DATA IN THIS EXERCISE>

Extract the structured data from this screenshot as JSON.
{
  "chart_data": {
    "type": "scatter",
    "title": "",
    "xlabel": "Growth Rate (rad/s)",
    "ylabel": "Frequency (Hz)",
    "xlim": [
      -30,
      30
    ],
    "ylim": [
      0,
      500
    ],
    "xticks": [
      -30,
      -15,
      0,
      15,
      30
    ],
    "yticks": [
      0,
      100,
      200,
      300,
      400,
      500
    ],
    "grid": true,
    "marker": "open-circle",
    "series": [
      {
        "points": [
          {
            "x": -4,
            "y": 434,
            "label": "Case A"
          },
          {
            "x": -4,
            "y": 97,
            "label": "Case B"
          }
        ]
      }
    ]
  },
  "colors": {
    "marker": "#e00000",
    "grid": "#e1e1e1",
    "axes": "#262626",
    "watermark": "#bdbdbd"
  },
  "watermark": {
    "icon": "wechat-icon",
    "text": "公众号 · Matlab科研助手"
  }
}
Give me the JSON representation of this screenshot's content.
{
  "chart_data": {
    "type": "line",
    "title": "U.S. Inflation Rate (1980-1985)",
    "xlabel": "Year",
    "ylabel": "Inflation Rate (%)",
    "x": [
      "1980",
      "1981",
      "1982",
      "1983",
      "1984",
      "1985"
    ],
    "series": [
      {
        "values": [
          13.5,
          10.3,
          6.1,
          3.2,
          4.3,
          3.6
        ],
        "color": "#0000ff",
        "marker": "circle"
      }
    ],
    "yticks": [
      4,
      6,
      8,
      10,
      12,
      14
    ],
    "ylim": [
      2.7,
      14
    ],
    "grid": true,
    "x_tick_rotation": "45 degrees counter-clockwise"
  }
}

WORK REQUIRED> Identify every line above that includes the word "title", and show those lines.

OUTPUT>
    "title": "",
    "title": "U.S. Inflation Rate (1980-1985)",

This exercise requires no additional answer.